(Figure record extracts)
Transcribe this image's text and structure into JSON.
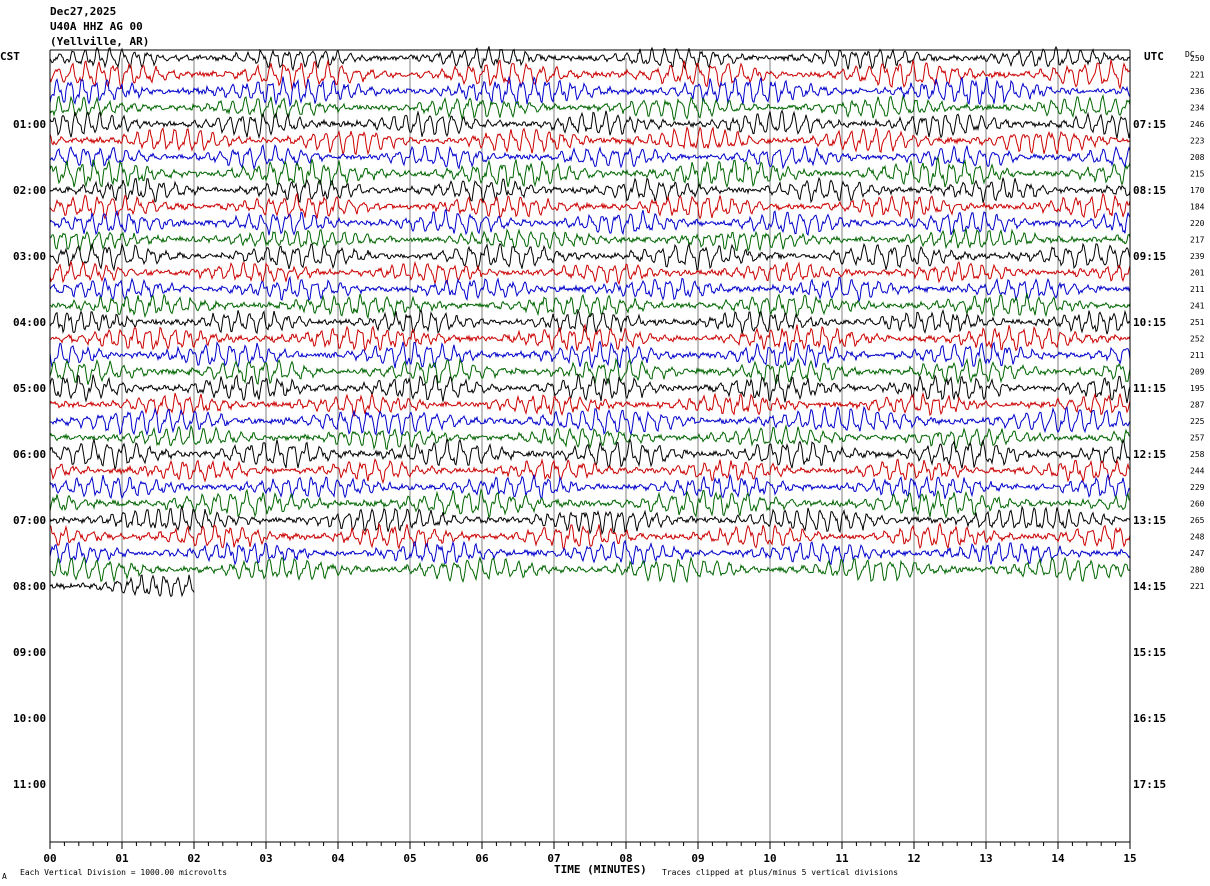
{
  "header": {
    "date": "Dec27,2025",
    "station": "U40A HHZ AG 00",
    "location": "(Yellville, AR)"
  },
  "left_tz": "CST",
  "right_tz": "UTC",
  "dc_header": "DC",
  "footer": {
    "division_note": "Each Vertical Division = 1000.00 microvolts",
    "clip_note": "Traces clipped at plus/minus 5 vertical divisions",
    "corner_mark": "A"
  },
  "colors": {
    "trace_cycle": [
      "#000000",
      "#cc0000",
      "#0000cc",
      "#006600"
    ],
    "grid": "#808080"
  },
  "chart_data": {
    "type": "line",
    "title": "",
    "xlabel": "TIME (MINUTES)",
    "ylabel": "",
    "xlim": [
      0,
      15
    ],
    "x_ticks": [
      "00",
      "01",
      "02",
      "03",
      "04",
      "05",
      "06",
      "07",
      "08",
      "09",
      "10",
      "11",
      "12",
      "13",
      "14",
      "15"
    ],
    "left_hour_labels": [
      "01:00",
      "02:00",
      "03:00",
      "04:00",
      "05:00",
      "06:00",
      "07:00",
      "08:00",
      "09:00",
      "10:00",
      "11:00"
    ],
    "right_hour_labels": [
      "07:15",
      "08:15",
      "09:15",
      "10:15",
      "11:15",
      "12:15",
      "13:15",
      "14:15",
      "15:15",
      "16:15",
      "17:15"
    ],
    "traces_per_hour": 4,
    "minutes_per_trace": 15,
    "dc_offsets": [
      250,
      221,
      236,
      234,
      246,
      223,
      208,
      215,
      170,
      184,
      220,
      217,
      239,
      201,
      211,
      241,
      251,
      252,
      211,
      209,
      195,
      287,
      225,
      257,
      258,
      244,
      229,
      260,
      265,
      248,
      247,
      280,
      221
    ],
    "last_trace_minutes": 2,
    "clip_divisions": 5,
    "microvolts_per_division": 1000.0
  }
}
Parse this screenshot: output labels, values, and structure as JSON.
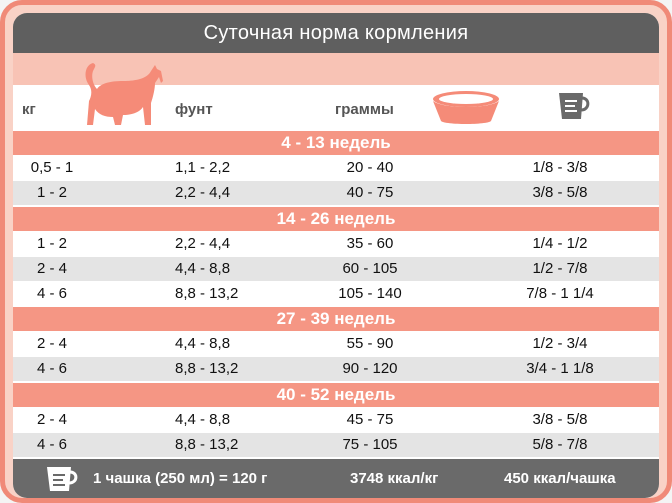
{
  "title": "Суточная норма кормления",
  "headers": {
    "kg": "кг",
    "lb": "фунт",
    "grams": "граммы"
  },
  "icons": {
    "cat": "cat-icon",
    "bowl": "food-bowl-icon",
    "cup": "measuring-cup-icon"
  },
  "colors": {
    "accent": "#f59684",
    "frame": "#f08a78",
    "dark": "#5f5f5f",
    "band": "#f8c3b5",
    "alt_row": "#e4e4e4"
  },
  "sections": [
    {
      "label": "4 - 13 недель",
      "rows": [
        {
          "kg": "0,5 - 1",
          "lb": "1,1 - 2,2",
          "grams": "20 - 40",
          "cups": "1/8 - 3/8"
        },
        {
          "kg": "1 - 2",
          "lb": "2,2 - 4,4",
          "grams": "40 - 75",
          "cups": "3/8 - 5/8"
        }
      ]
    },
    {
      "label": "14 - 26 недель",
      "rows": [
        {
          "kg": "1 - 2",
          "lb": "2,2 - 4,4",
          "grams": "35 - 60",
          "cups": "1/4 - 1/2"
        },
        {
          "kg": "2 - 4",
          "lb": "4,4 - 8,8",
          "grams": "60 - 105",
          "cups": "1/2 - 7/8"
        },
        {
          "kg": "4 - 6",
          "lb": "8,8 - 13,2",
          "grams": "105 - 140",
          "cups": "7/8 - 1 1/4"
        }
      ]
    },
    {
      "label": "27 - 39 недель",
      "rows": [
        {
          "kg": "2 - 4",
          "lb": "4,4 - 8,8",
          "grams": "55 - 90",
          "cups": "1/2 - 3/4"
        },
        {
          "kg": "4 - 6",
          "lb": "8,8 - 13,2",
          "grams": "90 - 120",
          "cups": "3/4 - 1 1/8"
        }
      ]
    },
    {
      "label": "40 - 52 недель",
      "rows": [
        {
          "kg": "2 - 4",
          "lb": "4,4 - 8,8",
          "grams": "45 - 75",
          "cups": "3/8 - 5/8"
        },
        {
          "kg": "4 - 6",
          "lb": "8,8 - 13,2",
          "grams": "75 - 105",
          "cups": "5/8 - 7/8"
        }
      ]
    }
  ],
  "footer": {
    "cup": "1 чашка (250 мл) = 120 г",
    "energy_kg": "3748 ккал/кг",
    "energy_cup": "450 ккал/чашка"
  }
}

...

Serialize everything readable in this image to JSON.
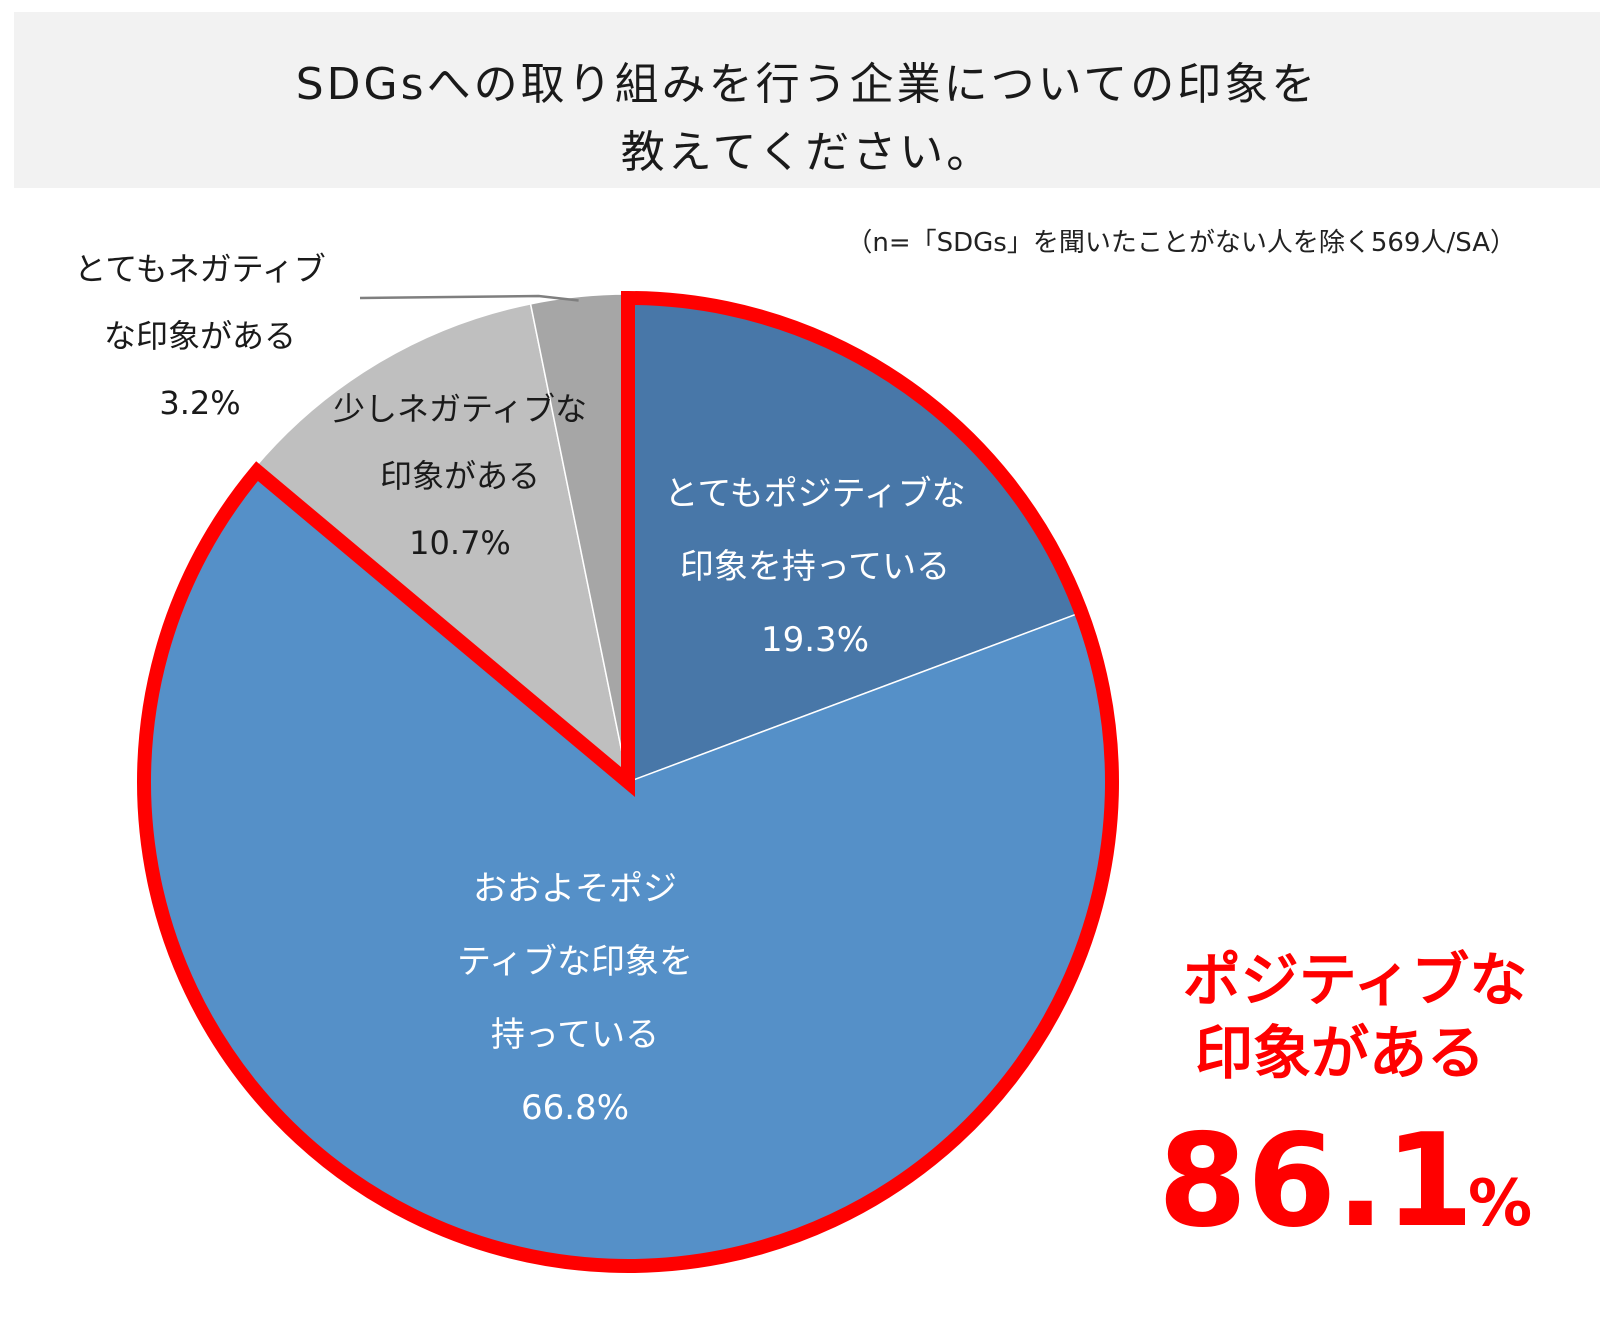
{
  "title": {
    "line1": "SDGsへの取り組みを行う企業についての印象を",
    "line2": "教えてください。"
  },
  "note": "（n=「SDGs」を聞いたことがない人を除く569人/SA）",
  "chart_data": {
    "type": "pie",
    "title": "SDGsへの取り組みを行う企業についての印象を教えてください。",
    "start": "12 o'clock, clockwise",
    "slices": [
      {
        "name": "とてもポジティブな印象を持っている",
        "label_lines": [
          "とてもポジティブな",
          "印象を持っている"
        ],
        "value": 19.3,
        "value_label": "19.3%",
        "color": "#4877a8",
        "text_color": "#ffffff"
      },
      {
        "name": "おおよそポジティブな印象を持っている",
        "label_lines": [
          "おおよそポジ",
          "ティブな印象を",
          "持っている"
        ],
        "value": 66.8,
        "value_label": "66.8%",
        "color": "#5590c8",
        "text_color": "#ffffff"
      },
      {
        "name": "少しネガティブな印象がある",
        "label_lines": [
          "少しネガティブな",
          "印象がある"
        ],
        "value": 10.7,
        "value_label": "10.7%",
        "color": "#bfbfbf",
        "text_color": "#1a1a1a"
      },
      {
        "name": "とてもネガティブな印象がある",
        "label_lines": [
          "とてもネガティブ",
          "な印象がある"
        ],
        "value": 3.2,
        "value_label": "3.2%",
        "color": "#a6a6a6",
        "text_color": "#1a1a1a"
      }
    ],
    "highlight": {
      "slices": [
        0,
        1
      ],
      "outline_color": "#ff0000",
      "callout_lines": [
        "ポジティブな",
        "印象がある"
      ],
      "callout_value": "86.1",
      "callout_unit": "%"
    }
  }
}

## Description of the task
Report each line of the material above where the word "structure" appears.

## Reply to the exercise
Transcribe this image's text and structure into JSON.
Parse this screenshot: output labels, values, and structure as JSON.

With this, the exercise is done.